Task description
In the copy, keep every record exact and leave out all images.

-- Start Entries --

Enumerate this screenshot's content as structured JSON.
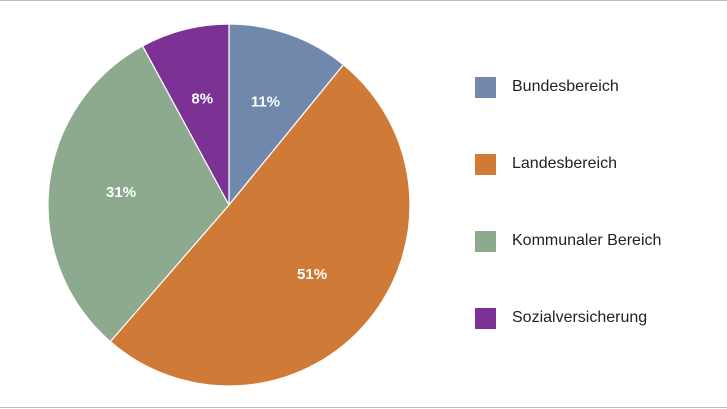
{
  "chart_data": {
    "type": "pie",
    "categories": [
      "Bundesbereich",
      "Landesbereich",
      "Kommunaler Bereich",
      "Sozialversicherung"
    ],
    "values": [
      11,
      51,
      31,
      8
    ],
    "value_labels": [
      "11%",
      "51%",
      "31%",
      "8%"
    ],
    "colors": [
      "#6f88ab",
      "#d07a38",
      "#8da98e",
      "#7b3294"
    ],
    "legend": "right"
  }
}
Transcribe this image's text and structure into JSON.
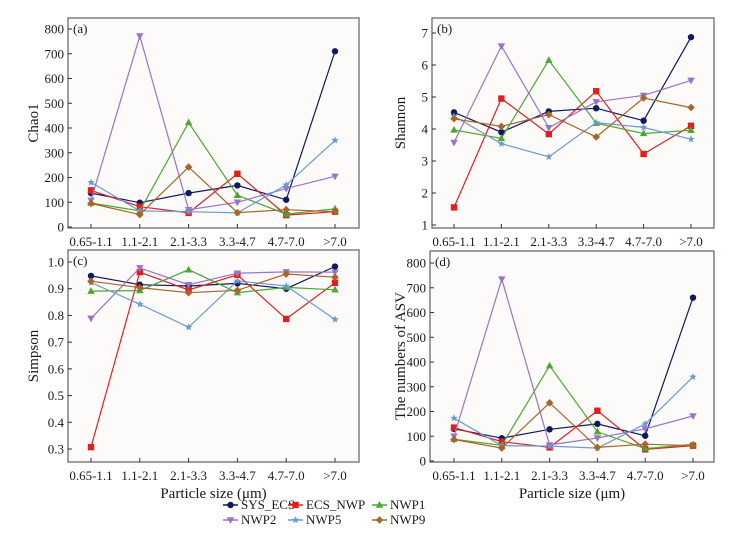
{
  "figure": {
    "legend": [
      {
        "name": "SYS_ECS",
        "color": "#0d1a5c",
        "marker": "circle"
      },
      {
        "name": "ECS_NWP",
        "color": "#e0201e",
        "marker": "square"
      },
      {
        "name": "NWP1",
        "color": "#4aa832",
        "marker": "triangle-up"
      },
      {
        "name": "NWP2",
        "color": "#9b72c8",
        "marker": "triangle-down"
      },
      {
        "name": "NWP5",
        "color": "#6a9bd0",
        "marker": "star"
      },
      {
        "name": "NWP9",
        "color": "#a8642a",
        "marker": "diamond"
      }
    ]
  },
  "chart_data": [
    {
      "type": "line",
      "panel": "(a)",
      "title": "",
      "xlabel": "",
      "ylabel": "Chao1",
      "categories": [
        "0.65-1.1",
        "1.1-2.1",
        "2.1-3.3",
        "3.3-4.7",
        "4.7-7.0",
        ">7.0"
      ],
      "ylim": [
        0,
        800
      ],
      "yticks": [
        0,
        100,
        200,
        300,
        400,
        500,
        600,
        700,
        800
      ],
      "ytick_labels": [
        "0",
        "100",
        "200",
        "300",
        "400",
        "500",
        "600",
        "700",
        "800"
      ],
      "grid": false,
      "series": [
        {
          "name": "SYS_ECS",
          "values": [
            137,
            98,
            137,
            168,
            110,
            710
          ]
        },
        {
          "name": "ECS_NWP",
          "values": [
            148,
            82,
            57,
            215,
            48,
            62
          ]
        },
        {
          "name": "NWP1",
          "values": [
            97,
            65,
            422,
            128,
            52,
            73
          ]
        },
        {
          "name": "NWP2",
          "values": [
            108,
            772,
            70,
            100,
            155,
            205
          ]
        },
        {
          "name": "NWP5",
          "values": [
            180,
            65,
            62,
            57,
            170,
            350
          ]
        },
        {
          "name": "NWP9",
          "values": [
            95,
            50,
            242,
            58,
            70,
            62
          ]
        }
      ]
    },
    {
      "type": "line",
      "panel": "(b)",
      "title": "",
      "xlabel": "",
      "ylabel": "Shannon",
      "categories": [
        "0.65-1.1",
        "1.1-2.1",
        "2.1-3.3",
        "3.3-4.7",
        "4.7-7.0",
        ">7.0"
      ],
      "ylim": [
        1,
        7.4
      ],
      "yticks": [
        1,
        2,
        3,
        4,
        5,
        6,
        7
      ],
      "ytick_labels": [
        "1",
        "2",
        "3",
        "4",
        "5",
        "6",
        "7"
      ],
      "grid": false,
      "series": [
        {
          "name": "SYS_ECS",
          "values": [
            4.52,
            3.9,
            4.55,
            4.65,
            4.26,
            6.87
          ]
        },
        {
          "name": "ECS_NWP",
          "values": [
            1.55,
            4.95,
            3.84,
            5.18,
            3.22,
            4.1
          ]
        },
        {
          "name": "NWP1",
          "values": [
            3.97,
            3.71,
            6.15,
            4.18,
            3.86,
            3.96
          ]
        },
        {
          "name": "NWP2",
          "values": [
            3.58,
            6.59,
            4.04,
            4.85,
            5.05,
            5.52
          ]
        },
        {
          "name": "NWP5",
          "values": [
            4.4,
            3.54,
            3.13,
            4.2,
            4.05,
            3.68
          ]
        },
        {
          "name": "NWP9",
          "values": [
            4.32,
            4.08,
            4.45,
            3.75,
            4.97,
            4.67
          ]
        }
      ]
    },
    {
      "type": "line",
      "panel": "(c)",
      "title": "",
      "xlabel": "Particle size (μm)",
      "ylabel": "Simpson",
      "categories": [
        "0.65-1.1",
        "1.1-2.1",
        "2.1-3.3",
        "3.3-4.7",
        "4.7-7.0",
        ">7.0"
      ],
      "ylim": [
        0.25,
        1.05
      ],
      "yticks": [
        0.3,
        0.4,
        0.5,
        0.6,
        0.7,
        0.8,
        0.9,
        1.0
      ],
      "ytick_labels": [
        "0.3",
        "0.4",
        "0.5",
        "0.6",
        "0.7",
        "0.8",
        "0.9",
        "1.0"
      ],
      "grid": false,
      "series": [
        {
          "name": "SYS_ECS",
          "values": [
            0.948,
            0.915,
            0.91,
            0.92,
            0.9,
            0.983
          ]
        },
        {
          "name": "ECS_NWP",
          "values": [
            0.307,
            0.962,
            0.895,
            0.952,
            0.787,
            0.922
          ]
        },
        {
          "name": "NWP1",
          "values": [
            0.891,
            0.893,
            0.971,
            0.885,
            0.905,
            0.896
          ]
        },
        {
          "name": "NWP2",
          "values": [
            0.789,
            0.978,
            0.915,
            0.958,
            0.963,
            0.962
          ]
        },
        {
          "name": "NWP5",
          "values": [
            0.923,
            0.842,
            0.756,
            0.929,
            0.91,
            0.785
          ]
        },
        {
          "name": "NWP9",
          "values": [
            0.928,
            0.904,
            0.885,
            0.894,
            0.955,
            0.943
          ]
        }
      ]
    },
    {
      "type": "line",
      "panel": "(d)",
      "title": "",
      "xlabel": "Particle size (μm)",
      "ylabel": "The numbers of ASV",
      "categories": [
        "0.65-1.1",
        "1.1-2.1",
        "2.1-3.3",
        "3.3-4.7",
        "4.7-7.0",
        ">7.0"
      ],
      "ylim": [
        0,
        800
      ],
      "yticks": [
        0,
        100,
        200,
        300,
        400,
        500,
        600,
        700,
        800
      ],
      "ytick_labels": [
        "0",
        "100",
        "200",
        "300",
        "400",
        "500",
        "600",
        "700",
        "800"
      ],
      "grid": false,
      "series": [
        {
          "name": "SYS_ECS",
          "values": [
            130,
            92,
            128,
            150,
            102,
            660
          ]
        },
        {
          "name": "ECS_NWP",
          "values": [
            135,
            78,
            55,
            203,
            47,
            62
          ]
        },
        {
          "name": "NWP1",
          "values": [
            88,
            63,
            385,
            118,
            50,
            67
          ]
        },
        {
          "name": "NWP2",
          "values": [
            100,
            735,
            65,
            93,
            130,
            182
          ]
        },
        {
          "name": "NWP5",
          "values": [
            173,
            62,
            60,
            52,
            150,
            340
          ]
        },
        {
          "name": "NWP9",
          "values": [
            87,
            52,
            235,
            55,
            68,
            62
          ]
        }
      ]
    }
  ]
}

-- End Entries --

Written answer
Enumerate this screenshot's content as structured JSON.
{
  "chart_data": {
    "type": "pie",
    "categories": [
      "Bundesbereich",
      "Landesbereich",
      "Kommunaler Bereich",
      "Sozialversicherung"
    ],
    "values": [
      11,
      51,
      31,
      8
    ],
    "value_labels": [
      "11%",
      "51%",
      "31%",
      "8%"
    ],
    "colors": [
      "#6f88ab",
      "#d07a38",
      "#8da98e",
      "#7b3294"
    ],
    "legend": "right"
  }
}
Transcribe this image's text and structure into JSON.
{
  "figure": {
    "legend": [
      {
        "name": "SYS_ECS",
        "color": "#0d1a5c",
        "marker": "circle"
      },
      {
        "name": "ECS_NWP",
        "color": "#e0201e",
        "marker": "square"
      },
      {
        "name": "NWP1",
        "color": "#4aa832",
        "marker": "triangle-up"
      },
      {
        "name": "NWP2",
        "color": "#9b72c8",
        "marker": "triangle-down"
      },
      {
        "name": "NWP5",
        "color": "#6a9bd0",
        "marker": "star"
      },
      {
        "name": "NWP9",
        "color": "#a8642a",
        "marker": "diamond"
      }
    ]
  },
  "chart_data": [
    {
      "type": "line",
      "panel": "(a)",
      "title": "",
      "xlabel": "",
      "ylabel": "Chao1",
      "categories": [
        "0.65-1.1",
        "1.1-2.1",
        "2.1-3.3",
        "3.3-4.7",
        "4.7-7.0",
        ">7.0"
      ],
      "ylim": [
        0,
        800
      ],
      "yticks": [
        0,
        100,
        200,
        300,
        400,
        500,
        600,
        700,
        800
      ],
      "ytick_labels": [
        "0",
        "100",
        "200",
        "300",
        "400",
        "500",
        "600",
        "700",
        "800"
      ],
      "grid": false,
      "series": [
        {
          "name": "SYS_ECS",
          "values": [
            137,
            98,
            137,
            168,
            110,
            710
          ]
        },
        {
          "name": "ECS_NWP",
          "values": [
            148,
            82,
            57,
            215,
            48,
            62
          ]
        },
        {
          "name": "NWP1",
          "values": [
            97,
            65,
            422,
            128,
            52,
            73
          ]
        },
        {
          "name": "NWP2",
          "values": [
            108,
            772,
            70,
            100,
            155,
            205
          ]
        },
        {
          "name": "NWP5",
          "values": [
            180,
            65,
            62,
            57,
            170,
            350
          ]
        },
        {
          "name": "NWP9",
          "values": [
            95,
            50,
            242,
            58,
            70,
            62
          ]
        }
      ]
    },
    {
      "type": "line",
      "panel": "(b)",
      "title": "",
      "xlabel": "",
      "ylabel": "Shannon",
      "categories": [
        "0.65-1.1",
        "1.1-2.1",
        "2.1-3.3",
        "3.3-4.7",
        "4.7-7.0",
        ">7.0"
      ],
      "ylim": [
        1,
        7.4
      ],
      "yticks": [
        1,
        2,
        3,
        4,
        5,
        6,
        7
      ],
      "ytick_labels": [
        "1",
        "2",
        "3",
        "4",
        "5",
        "6",
        "7"
      ],
      "grid": false,
      "series": [
        {
          "name": "SYS_ECS",
          "values": [
            4.52,
            3.9,
            4.55,
            4.65,
            4.26,
            6.87
          ]
        },
        {
          "name": "ECS_NWP",
          "values": [
            1.55,
            4.95,
            3.84,
            5.18,
            3.22,
            4.1
          ]
        },
        {
          "name": "NWP1",
          "values": [
            3.97,
            3.71,
            6.15,
            4.18,
            3.86,
            3.96
          ]
        },
        {
          "name": "NWP2",
          "values": [
            3.58,
            6.59,
            4.04,
            4.85,
            5.05,
            5.52
          ]
        },
        {
          "name": "NWP5",
          "values": [
            4.4,
            3.54,
            3.13,
            4.2,
            4.05,
            3.68
          ]
        },
        {
          "name": "NWP9",
          "values": [
            4.32,
            4.08,
            4.45,
            3.75,
            4.97,
            4.67
          ]
        }
      ]
    },
    {
      "type": "line",
      "panel": "(c)",
      "title": "",
      "xlabel": "Particle size (μm)",
      "ylabel": "Simpson",
      "categories": [
        "0.65-1.1",
        "1.1-2.1",
        "2.1-3.3",
        "3.3-4.7",
        "4.7-7.0",
        ">7.0"
      ],
      "ylim": [
        0.25,
        1.05
      ],
      "yticks": [
        0.3,
        0.4,
        0.5,
        0.6,
        0.7,
        0.8,
        0.9,
        1.0
      ],
      "ytick_labels": [
        "0.3",
        "0.4",
        "0.5",
        "0.6",
        "0.7",
        "0.8",
        "0.9",
        "1.0"
      ],
      "grid": false,
      "series": [
        {
          "name": "SYS_ECS",
          "values": [
            0.948,
            0.915,
            0.91,
            0.92,
            0.9,
            0.983
          ]
        },
        {
          "name": "ECS_NWP",
          "values": [
            0.307,
            0.962,
            0.895,
            0.952,
            0.787,
            0.922
          ]
        },
        {
          "name": "NWP1",
          "values": [
            0.891,
            0.893,
            0.971,
            0.885,
            0.905,
            0.896
          ]
        },
        {
          "name": "NWP2",
          "values": [
            0.789,
            0.978,
            0.915,
            0.958,
            0.963,
            0.962
          ]
        },
        {
          "name": "NWP5",
          "values": [
            0.923,
            0.842,
            0.756,
            0.929,
            0.91,
            0.785
          ]
        },
        {
          "name": "NWP9",
          "values": [
            0.928,
            0.904,
            0.885,
            0.894,
            0.955,
            0.943
          ]
        }
      ]
    },
    {
      "type": "line",
      "panel": "(d)",
      "title": "",
      "xlabel": "Particle size (μm)",
      "ylabel": "The numbers of ASV",
      "categories": [
        "0.65-1.1",
        "1.1-2.1",
        "2.1-3.3",
        "3.3-4.7",
        "4.7-7.0",
        ">7.0"
      ],
      "ylim": [
        0,
        800
      ],
      "yticks": [
        0,
        100,
        200,
        300,
        400,
        500,
        600,
        700,
        800
      ],
      "ytick_labels": [
        "0",
        "100",
        "200",
        "300",
        "400",
        "500",
        "600",
        "700",
        "800"
      ],
      "grid": false,
      "series": [
        {
          "name": "SYS_ECS",
          "values": [
            130,
            92,
            128,
            150,
            102,
            660
          ]
        },
        {
          "name": "ECS_NWP",
          "values": [
            135,
            78,
            55,
            203,
            47,
            62
          ]
        },
        {
          "name": "NWP1",
          "values": [
            88,
            63,
            385,
            118,
            50,
            67
          ]
        },
        {
          "name": "NWP2",
          "values": [
            100,
            735,
            65,
            93,
            130,
            182
          ]
        },
        {
          "name": "NWP5",
          "values": [
            173,
            62,
            60,
            52,
            150,
            340
          ]
        },
        {
          "name": "NWP9",
          "values": [
            87,
            52,
            235,
            55,
            68,
            62
          ]
        }
      ]
    }
  ]
}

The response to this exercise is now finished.